The request =>
Find the line containing "Read out every word on this page.". Reproduce it and every line after it up to the end of the records, exactly as written.

(Dataset entries)
____

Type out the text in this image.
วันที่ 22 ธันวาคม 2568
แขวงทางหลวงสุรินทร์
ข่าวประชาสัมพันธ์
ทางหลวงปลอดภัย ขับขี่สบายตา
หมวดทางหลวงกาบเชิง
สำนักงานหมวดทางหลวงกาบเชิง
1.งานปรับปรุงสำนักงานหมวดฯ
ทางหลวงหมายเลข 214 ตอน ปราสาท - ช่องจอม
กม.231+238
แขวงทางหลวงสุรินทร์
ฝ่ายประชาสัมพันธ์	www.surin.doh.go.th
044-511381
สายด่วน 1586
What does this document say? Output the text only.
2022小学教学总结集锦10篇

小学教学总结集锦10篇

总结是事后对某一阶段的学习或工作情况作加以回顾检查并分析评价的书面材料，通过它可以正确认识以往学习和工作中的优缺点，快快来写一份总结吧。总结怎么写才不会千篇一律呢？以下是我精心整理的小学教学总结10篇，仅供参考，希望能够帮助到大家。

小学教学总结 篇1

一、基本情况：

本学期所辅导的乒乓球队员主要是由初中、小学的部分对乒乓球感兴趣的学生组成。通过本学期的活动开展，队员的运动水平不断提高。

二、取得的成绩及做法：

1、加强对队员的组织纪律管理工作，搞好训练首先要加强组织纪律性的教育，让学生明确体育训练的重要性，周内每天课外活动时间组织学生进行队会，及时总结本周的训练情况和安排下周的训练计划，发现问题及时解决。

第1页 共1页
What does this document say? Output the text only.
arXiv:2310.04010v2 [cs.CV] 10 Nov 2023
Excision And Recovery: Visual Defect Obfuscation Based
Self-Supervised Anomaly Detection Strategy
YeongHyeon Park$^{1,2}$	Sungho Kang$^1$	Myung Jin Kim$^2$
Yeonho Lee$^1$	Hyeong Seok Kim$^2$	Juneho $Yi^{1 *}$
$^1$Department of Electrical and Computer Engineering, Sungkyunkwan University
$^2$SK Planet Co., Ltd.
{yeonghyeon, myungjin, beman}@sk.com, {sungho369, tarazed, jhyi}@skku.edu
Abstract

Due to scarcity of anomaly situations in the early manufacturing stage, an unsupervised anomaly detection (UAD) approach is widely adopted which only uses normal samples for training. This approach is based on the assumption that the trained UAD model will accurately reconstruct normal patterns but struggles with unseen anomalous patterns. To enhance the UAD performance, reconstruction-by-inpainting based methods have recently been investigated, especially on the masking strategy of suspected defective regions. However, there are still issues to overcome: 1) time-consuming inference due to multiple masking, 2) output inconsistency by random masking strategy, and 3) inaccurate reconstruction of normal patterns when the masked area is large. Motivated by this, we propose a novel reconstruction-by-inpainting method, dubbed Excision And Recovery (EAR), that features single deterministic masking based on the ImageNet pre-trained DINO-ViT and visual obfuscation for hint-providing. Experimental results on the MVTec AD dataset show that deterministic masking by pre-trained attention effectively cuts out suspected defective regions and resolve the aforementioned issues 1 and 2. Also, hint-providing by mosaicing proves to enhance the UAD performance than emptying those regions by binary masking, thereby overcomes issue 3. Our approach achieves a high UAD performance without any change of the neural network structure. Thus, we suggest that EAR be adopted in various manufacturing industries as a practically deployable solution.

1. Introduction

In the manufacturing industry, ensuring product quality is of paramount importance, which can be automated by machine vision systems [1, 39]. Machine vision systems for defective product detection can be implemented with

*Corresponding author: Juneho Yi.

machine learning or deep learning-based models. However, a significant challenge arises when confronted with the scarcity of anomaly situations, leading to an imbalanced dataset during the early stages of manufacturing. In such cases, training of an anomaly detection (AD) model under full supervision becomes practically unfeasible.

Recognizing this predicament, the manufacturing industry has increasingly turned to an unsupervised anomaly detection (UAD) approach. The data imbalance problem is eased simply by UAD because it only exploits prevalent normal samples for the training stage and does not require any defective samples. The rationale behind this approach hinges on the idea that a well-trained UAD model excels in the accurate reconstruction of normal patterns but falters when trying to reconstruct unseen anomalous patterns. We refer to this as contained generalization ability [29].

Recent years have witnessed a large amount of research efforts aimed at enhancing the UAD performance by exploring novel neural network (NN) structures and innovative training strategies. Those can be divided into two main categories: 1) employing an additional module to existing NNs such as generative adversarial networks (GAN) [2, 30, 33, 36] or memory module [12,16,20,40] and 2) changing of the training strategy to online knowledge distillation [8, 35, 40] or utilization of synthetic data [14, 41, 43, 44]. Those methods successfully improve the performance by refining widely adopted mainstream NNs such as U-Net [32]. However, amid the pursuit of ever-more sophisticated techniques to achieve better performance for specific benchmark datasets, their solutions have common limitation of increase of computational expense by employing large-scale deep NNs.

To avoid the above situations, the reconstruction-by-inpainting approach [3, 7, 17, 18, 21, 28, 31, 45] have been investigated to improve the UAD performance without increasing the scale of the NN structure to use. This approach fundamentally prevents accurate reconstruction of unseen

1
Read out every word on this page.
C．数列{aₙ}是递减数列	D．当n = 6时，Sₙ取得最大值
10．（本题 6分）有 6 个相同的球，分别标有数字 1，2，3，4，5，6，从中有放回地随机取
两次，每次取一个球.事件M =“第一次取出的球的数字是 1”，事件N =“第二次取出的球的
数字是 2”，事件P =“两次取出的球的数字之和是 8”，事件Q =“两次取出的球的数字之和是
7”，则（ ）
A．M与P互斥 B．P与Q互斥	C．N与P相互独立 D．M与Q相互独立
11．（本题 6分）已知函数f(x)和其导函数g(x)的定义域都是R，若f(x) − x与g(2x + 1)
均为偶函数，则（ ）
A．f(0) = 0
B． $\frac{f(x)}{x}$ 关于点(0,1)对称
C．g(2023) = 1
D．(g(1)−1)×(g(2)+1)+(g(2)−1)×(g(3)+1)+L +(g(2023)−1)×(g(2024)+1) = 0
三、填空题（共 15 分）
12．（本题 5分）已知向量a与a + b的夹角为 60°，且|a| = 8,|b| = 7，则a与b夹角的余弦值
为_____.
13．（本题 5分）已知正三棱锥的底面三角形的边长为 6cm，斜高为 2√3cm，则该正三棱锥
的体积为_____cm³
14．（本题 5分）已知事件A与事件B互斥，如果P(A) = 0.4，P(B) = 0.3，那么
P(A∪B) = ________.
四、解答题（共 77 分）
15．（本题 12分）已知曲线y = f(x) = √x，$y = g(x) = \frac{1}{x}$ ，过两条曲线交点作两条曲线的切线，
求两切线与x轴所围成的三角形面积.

____

Written answer =>
Read out every word on this page.
C．数列{aₙ}是递减数列	D．当n = 6时，Sₙ取得最大值
10．（本题 6分）有 6 个相同的球，分别标有数字 1，2，3，4，5，6，从中有放回地随机取
两次，每次取一个球.事件M =“第一次取出的球的数字是 1”，事件N =“第二次取出的球的
数字是 2”，事件P =“两次取出的球的数字之和是 8”，事件Q =“两次取出的球的数字之和是
7”，则（ ）
A．M与P互斥 B．P与Q互斥	C．N与P相互独立 D．M与Q相互独立
11．（本题 6分）已知函数f(x)和其导函数g(x)的定义域都是R，若f(x) − x与g(2x + 1)
均为偶函数，则（ ）
A．f(0) = 0
B． $\frac{f(x)}{x}$ 关于点(0,1)对称
C．g(2023) = 1
D．(g(1)−1)×(g(2)+1)+(g(2)−1)×(g(3)+1)+L +(g(2023)−1)×(g(2024)+1) = 0
三、填空题（共 15 分）
12．（本题 5分）已知向量a与a + b的夹角为 60°，且|a| = 8,|b| = 7，则a与b夹角的余弦值
为_____.
13．（本题 5分）已知正三棱锥的底面三角形的边长为 6cm，斜高为 2√3cm，则该正三棱锥
的体积为_____cm³
14．（本题 5分）已知事件A与事件B互斥，如果P(A) = 0.4，P(B) = 0.3，那么
P(A∪B) = ________.
四、解答题（共 77 分）
15．（本题 12分）已知曲线y = f(x) = √x，$y = g(x) = \frac{1}{x}$ ，过两条曲线交点作两条曲线的切线，
求两切线与x轴所围成的三角形面积.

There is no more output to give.